Recorded data
※ ※ ※

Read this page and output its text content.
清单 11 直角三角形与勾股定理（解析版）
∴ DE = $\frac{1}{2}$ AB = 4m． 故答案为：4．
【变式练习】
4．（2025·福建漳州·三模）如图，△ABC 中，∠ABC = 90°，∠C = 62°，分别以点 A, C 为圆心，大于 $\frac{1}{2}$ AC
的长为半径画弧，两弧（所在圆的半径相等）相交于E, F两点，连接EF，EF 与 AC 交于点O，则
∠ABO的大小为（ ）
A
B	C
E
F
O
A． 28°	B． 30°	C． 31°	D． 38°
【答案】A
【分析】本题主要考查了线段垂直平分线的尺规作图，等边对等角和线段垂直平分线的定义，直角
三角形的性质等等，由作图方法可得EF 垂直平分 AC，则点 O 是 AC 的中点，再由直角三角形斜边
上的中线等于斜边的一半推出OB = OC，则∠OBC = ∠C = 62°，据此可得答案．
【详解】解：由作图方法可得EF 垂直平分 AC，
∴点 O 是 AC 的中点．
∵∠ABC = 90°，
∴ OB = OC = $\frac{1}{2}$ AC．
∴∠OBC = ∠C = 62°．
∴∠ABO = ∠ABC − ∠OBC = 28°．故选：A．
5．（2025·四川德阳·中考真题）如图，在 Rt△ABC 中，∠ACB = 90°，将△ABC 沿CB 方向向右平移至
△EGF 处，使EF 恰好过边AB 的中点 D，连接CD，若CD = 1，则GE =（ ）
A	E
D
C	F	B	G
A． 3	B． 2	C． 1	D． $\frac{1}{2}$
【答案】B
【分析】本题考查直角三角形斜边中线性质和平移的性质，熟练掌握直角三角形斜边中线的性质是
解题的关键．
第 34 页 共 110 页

※ ※ ※

_Objective_.
Retype every record above exactly as it appears.

_Output of the task_.
Read this page and output its text content.
清单 11 直角三角形与勾股定理（解析版）
∴ DE = $\frac{1}{2}$ AB = 4m． 故答案为：4．
【变式练习】
4．（2025·福建漳州·三模）如图，△ABC 中，∠ABC = 90°，∠C = 62°，分别以点 A, C 为圆心，大于 $\frac{1}{2}$ AC
的长为半径画弧，两弧（所在圆的半径相等）相交于E, F两点，连接EF，EF 与 AC 交于点O，则
∠ABO的大小为（ ）
A
B	C
E
F
O
A． 28°	B． 30°	C． 31°	D． 38°
【答案】A
【分析】本题主要考查了线段垂直平分线的尺规作图，等边对等角和线段垂直平分线的定义，直角
三角形的性质等等，由作图方法可得EF 垂直平分 AC，则点 O 是 AC 的中点，再由直角三角形斜边
上的中线等于斜边的一半推出OB = OC，则∠OBC = ∠C = 62°，据此可得答案．
【详解】解：由作图方法可得EF 垂直平分 AC，
∴点 O 是 AC 的中点．
∵∠ABC = 90°，
∴ OB = OC = $\frac{1}{2}$ AC．
∴∠OBC = ∠C = 62°．
∴∠ABO = ∠ABC − ∠OBC = 28°．故选：A．
5．（2025·四川德阳·中考真题）如图，在 Rt△ABC 中，∠ACB = 90°，将△ABC 沿CB 方向向右平移至
△EGF 处，使EF 恰好过边AB 的中点 D，连接CD，若CD = 1，则GE =（ ）
A	E
D
C	F	B	G
A． 3	B． 2	C． 1	D． $\frac{1}{2}$
【答案】B
【分析】本题考查直角三角形斜边中线性质和平移的性质，熟练掌握直角三角形斜边中线的性质是
解题的关键．
第 34 页 共 110 页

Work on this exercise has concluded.